**YOUR TASK**.
Among the lines of these entries, how many hold the word "color"? State only the number.

Extracts from a graphics dataset
## start

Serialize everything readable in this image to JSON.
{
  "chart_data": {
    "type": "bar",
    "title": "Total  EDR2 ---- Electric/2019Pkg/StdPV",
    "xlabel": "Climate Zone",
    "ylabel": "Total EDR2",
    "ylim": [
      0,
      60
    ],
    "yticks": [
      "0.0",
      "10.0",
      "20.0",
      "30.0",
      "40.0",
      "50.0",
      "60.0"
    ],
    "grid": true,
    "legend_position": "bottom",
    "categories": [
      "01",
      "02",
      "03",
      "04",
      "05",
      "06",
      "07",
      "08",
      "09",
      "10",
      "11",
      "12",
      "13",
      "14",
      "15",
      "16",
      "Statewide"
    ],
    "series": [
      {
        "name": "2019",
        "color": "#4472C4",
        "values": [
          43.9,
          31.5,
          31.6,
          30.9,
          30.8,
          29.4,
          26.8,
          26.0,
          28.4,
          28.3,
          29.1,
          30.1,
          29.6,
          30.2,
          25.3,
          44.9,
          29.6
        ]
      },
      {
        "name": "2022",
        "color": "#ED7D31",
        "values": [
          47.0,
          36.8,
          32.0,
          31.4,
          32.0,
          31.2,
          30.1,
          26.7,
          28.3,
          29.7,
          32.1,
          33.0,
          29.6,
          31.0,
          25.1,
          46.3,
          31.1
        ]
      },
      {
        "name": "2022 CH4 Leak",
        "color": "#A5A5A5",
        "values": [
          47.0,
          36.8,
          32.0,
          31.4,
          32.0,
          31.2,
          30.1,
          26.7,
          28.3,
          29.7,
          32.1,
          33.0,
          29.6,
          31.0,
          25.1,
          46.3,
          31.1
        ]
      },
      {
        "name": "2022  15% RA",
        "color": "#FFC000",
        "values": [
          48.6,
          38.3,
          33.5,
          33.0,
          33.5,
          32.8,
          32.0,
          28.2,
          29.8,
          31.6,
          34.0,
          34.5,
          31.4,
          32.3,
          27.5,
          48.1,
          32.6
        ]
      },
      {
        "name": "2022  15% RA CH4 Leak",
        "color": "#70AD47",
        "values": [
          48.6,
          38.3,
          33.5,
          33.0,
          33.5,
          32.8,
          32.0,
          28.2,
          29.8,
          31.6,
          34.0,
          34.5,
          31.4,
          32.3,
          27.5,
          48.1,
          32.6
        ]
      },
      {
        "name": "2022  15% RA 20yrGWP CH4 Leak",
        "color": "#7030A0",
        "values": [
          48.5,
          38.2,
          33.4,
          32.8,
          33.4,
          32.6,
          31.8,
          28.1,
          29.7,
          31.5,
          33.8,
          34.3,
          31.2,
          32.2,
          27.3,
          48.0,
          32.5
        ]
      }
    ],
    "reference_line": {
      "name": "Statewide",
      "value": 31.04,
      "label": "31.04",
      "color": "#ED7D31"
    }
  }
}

## end

**EXERCISE RESPONSE**.
7